TASKS FOR THIS EXERCISE:
a: In the exploit chain write-up, at what offset within KTHREAD is PreviousMode decremented?
b: Resume the exploit chain write-up after its final sentence and continue it.

DOCUMENT SEGMENT:
IOCTL Capability Notes
0xA040200C Physical memory R/W via MmMapIoSpace Range-filtered by checkPhyMemoryRange / g_goodRanges
I/O port read/write Direct port access
0xA040A45C MSR read/write Allowlist filtering; excludes IA32_LSTAR and IA32_SYSENTER_EIP
0xa0402450 ObfDereferenceObject on controlled address Provides decrement-by-one primitive at (addr - 0x30)

The Decrement-by-One Chain

The Talos exploitation chain is elegant in its simplicity. The attacker bypasses authorization through a hardlink attack, making their executable's path hash-match the expected utility. Then they leak the current thread's KTHREAD address via NtQuerySystemInformation with handle enumeration. With the KTHREAD address known, a single IOCTL 0xa0402450 call decrements KTHREAD.PreviousMode at offset 0x232 from UserMode (1) to KernelMode (0).

Once PreviousMode equals zero, the game is over. Every subsequent Nt* syscall skips ProbeForRead and ProbeForWrite checks entirely, because the kernel believes the caller is already in kernel mode. The attacker now has full arbitrary read/write over the entire kernel address space using standard NtReadVirtualMemory and NtWriteVirtualMemory. From there, traversing ActiveProcessLinks to find the SYSTEM token and swapping it into the current process is routine. A SYSTEM shell follows.

DATASET RECORDS:
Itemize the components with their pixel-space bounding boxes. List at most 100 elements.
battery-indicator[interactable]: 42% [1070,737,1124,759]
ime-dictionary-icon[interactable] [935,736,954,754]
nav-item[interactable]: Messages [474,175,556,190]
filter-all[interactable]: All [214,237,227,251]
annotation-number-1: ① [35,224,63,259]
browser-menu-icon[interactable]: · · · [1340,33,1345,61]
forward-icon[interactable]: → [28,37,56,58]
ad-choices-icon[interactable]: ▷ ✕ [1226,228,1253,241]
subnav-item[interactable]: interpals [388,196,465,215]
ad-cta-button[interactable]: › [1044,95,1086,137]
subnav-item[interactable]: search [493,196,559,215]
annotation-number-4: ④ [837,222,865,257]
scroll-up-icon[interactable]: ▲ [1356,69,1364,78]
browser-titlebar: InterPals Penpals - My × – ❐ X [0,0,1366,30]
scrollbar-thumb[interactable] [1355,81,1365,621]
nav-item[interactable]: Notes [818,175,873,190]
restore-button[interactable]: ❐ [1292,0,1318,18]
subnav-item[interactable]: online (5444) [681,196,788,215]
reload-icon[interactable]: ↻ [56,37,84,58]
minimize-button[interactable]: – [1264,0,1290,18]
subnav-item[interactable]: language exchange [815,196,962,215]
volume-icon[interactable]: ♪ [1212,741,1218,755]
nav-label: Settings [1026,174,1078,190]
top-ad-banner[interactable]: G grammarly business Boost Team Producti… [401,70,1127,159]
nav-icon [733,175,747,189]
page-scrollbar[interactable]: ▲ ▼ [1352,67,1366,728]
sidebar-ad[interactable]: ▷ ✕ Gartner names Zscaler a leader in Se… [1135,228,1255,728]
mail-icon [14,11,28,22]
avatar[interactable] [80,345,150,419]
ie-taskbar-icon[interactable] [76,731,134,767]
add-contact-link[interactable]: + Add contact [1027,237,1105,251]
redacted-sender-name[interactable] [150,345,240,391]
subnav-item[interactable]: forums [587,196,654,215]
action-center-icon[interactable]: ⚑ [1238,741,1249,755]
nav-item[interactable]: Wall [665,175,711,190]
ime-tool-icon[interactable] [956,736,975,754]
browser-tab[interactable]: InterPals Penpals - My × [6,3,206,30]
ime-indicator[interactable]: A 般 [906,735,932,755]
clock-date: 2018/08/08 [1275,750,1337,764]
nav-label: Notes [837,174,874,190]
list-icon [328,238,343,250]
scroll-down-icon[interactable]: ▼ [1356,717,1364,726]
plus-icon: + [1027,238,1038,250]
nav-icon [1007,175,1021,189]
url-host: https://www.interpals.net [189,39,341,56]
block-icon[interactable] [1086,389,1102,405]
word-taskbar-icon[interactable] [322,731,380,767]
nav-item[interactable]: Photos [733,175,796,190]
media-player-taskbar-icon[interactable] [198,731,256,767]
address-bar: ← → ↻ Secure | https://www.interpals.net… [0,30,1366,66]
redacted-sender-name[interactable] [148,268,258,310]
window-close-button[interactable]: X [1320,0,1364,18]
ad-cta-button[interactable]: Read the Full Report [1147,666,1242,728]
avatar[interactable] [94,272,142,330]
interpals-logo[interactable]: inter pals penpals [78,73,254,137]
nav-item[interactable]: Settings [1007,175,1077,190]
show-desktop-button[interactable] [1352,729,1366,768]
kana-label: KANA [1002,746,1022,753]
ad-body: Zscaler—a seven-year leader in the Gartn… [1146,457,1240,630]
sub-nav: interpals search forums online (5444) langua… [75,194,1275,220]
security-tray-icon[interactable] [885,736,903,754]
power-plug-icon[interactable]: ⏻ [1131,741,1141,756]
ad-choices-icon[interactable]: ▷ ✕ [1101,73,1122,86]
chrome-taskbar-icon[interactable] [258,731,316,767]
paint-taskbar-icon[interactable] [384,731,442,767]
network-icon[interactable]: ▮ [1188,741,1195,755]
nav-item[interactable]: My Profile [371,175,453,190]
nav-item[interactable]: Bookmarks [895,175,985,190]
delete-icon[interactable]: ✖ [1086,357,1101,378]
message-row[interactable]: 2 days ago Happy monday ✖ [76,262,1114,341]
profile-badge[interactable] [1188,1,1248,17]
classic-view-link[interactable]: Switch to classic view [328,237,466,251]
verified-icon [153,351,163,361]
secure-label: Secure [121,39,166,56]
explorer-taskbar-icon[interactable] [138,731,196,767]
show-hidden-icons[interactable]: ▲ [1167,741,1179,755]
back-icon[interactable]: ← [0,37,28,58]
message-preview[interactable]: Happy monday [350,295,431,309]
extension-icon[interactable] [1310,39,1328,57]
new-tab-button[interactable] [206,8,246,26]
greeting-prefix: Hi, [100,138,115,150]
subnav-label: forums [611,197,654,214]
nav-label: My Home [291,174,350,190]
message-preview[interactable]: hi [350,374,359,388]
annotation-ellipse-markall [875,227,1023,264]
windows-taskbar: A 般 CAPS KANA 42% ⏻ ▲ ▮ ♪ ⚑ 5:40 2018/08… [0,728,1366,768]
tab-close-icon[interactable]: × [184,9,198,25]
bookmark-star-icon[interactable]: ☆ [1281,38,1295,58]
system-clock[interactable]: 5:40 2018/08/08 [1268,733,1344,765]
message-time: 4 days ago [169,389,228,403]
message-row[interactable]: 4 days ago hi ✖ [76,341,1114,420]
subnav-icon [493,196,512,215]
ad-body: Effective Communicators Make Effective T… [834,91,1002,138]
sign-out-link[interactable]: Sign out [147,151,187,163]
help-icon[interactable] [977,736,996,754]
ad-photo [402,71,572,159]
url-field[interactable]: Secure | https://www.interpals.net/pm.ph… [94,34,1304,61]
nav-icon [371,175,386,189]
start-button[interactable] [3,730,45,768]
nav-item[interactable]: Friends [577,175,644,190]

TASK ANSWERS:
a: Offset 0x232.

b:
sequenceDiagram
    participant A as Attacker
    participant D as AsIO3.sys
    participant K as Kernel

    rect rgb(30, 41, 59)
    A->>A: Hardlink bypass (SHA256 hash match)
    A->>D: Open device handle
    A->>K: NtQuerySystemInformation (leak KTHREAD)
    A->>D: IOCTL 0xa0402450 (target KTHREAD+0x232)
    D->>K: ObfDereferenceObject(KTHREAD+0x202)
    Note over K: PreviousMode: 1 → 0
    A->>K: NtReadVirtualMemory (read SYSTEM token)
    A->>K: NtWriteVirtualMemory (swap token)
    Note over A: SYSTEM shell
    end

Via KDU (Physical Memory)

The KDU path is the simpler alternative: load the signed driver, open the device, map physical addresses via the MmMapIoSpace IOCTL (which has range filtering but can still reach useful regions), walk page tables, and modify kernel structures. For advanced attacks, mapping SMRAM provides access to SMM code and data.

Detection

YARA Rule

rule AsIO3_sys {
    meta:
        description = "Detects ASRock/ASUS AsIO3.sys vulnerable driver"
        author = "KernelSight"
        severity = "critical"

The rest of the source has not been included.